▸ WHAT THIS TASK INVOLVES
Print all entries word for word.

Dataset items
····················
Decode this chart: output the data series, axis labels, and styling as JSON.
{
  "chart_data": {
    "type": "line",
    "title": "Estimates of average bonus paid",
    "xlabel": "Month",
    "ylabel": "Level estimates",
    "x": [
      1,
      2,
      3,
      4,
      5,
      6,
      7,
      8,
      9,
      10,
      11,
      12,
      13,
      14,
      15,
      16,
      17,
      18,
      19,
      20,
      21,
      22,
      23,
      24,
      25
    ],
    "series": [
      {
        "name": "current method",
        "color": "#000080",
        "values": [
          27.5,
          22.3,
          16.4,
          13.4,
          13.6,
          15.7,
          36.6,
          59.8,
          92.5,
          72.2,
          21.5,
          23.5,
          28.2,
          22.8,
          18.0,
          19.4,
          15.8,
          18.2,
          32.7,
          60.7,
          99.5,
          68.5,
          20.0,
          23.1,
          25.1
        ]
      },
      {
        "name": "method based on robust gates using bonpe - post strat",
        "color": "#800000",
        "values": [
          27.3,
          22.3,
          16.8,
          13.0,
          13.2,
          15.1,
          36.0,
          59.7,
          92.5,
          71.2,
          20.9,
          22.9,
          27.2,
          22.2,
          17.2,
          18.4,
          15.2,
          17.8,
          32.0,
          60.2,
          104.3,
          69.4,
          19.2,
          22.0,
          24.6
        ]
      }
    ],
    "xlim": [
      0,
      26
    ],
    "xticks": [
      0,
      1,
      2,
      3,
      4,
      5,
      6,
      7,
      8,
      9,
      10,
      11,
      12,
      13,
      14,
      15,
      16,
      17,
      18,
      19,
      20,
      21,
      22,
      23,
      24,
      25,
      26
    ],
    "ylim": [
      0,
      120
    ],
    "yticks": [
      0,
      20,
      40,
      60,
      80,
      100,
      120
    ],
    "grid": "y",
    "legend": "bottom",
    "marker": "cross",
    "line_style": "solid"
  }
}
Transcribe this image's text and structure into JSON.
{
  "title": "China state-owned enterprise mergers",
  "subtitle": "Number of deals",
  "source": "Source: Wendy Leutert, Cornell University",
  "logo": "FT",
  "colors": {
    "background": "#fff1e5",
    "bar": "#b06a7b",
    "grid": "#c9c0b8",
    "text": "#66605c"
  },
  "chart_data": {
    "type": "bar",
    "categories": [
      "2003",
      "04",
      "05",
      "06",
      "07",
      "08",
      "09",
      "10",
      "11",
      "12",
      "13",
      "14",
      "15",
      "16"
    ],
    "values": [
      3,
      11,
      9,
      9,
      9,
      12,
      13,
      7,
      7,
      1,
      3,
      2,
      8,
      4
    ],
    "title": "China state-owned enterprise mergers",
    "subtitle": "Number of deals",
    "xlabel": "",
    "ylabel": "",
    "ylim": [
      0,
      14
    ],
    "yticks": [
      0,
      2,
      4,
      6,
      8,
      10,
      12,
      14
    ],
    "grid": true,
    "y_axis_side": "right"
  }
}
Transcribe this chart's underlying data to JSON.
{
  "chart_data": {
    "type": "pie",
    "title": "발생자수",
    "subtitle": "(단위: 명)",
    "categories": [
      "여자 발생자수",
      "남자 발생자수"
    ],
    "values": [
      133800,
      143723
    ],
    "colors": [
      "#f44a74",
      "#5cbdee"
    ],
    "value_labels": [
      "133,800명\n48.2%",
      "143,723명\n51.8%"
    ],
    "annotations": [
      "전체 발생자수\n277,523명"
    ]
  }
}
····················
▸ FULL RESPONSE
Decode this chart: output the data series, axis labels, and styling as JSON.
{
  "chart_data": {
    "type": "line",
    "title": "Estimates of average bonus paid",
    "xlabel": "Month",
    "ylabel": "Level estimates",
    "x": [
      1,
      2,
      3,
      4,
      5,
      6,
      7,
      8,
      9,
      10,
      11,
      12,
      13,
      14,
      15,
      16,
      17,
      18,
      19,
      20,
      21,
      22,
      23,
      24,
      25
    ],
    "series": [
      {
        "name": "current method",
        "color": "#000080",
        "values": [
          27.5,
          22.3,
          16.4,
          13.4,
          13.6,
          15.7,
          36.6,
          59.8,
          92.5,
          72.2,
          21.5,
          23.5,
          28.2,
          22.8,
          18.0,
          19.4,
          15.8,
          18.2,
          32.7,
          60.7,
          99.5,
          68.5,
          20.0,
          23.1,
          25.1
        ]
      },
      {
        "name": "method based on robust gates using bonpe - post strat",
        "color": "#800000",
        "values": [
          27.3,
          22.3,
          16.8,
          13.0,
          13.2,
          15.1,
          36.0,
          59.7,
          92.5,
          71.2,
          20.9,
          22.9,
          27.2,
          22.2,
          17.2,
          18.4,
          15.2,
          17.8,
          32.0,
          60.2,
          104.3,
          69.4,
          19.2,
          22.0,
          24.6
        ]
      }
    ],
    "xlim": [
      0,
      26
    ],
    "xticks": [
      0,
      1,
      2,
      3,
      4,
      5,
      6,
      7,
      8,
      9,
      10,
      11,
      12,
      13,
      14,
      15,
      16,
      17,
      18,
      19,
      20,
      21,
      22,
      23,
      24,
      25,
      26
    ],
    "ylim": [
      0,
      120
    ],
    "yticks": [
      0,
      20,
      40,
      60,
      80,
      100,
      120
    ],
    "grid": "y",
    "legend": "bottom",
    "marker": "cross",
    "line_style": "solid"
  }
}
Transcribe this image's text and structure into JSON.
{
  "title": "China state-owned enterprise mergers",
  "subtitle": "Number of deals",
  "source": "Source: Wendy Leutert, Cornell University",
  "logo": "FT",
  "colors": {
    "background": "#fff1e5",
    "bar": "#b06a7b",
    "grid": "#c9c0b8",
    "text": "#66605c"
  },
  "chart_data": {
    "type": "bar",
    "categories": [
      "2003",
      "04",
      "05",
      "06",
      "07",
      "08",
      "09",
      "10",
      "11",
      "12",
      "13",
      "14",
      "15",
      "16"
    ],
    "values": [
      3,
      11,
      9,
      9,
      9,
      12,
      13,
      7,
      7,
      1,
      3,
      2,
      8,
      4
    ],
    "title": "China state-owned enterprise mergers",
    "subtitle": "Number of deals",
    "xlabel": "",
    "ylabel": "",
    "ylim": [
      0,
      14
    ],
    "yticks": [
      0,
      2,
      4,
      6,
      8,
      10,
      12,
      14
    ],
    "grid": true,
    "y_axis_side": "right"
  }
}
Transcribe this chart's underlying data to JSON.
{
  "chart_data": {
    "type": "pie",
    "title": "발생자수",
    "subtitle": "(단위: 명)",
    "categories": [
      "여자 발생자수",
      "남자 발생자수"
    ],
    "values": [
      133800,
      143723
    ],
    "colors": [
      "#f44a74",
      "#5cbdee"
    ],
    "value_labels": [
      "133,800명\n48.2%",
      "143,723명\n51.8%"
    ],
    "annotations": [
      "전체 발생자수\n277,523명"
    ]
  }
}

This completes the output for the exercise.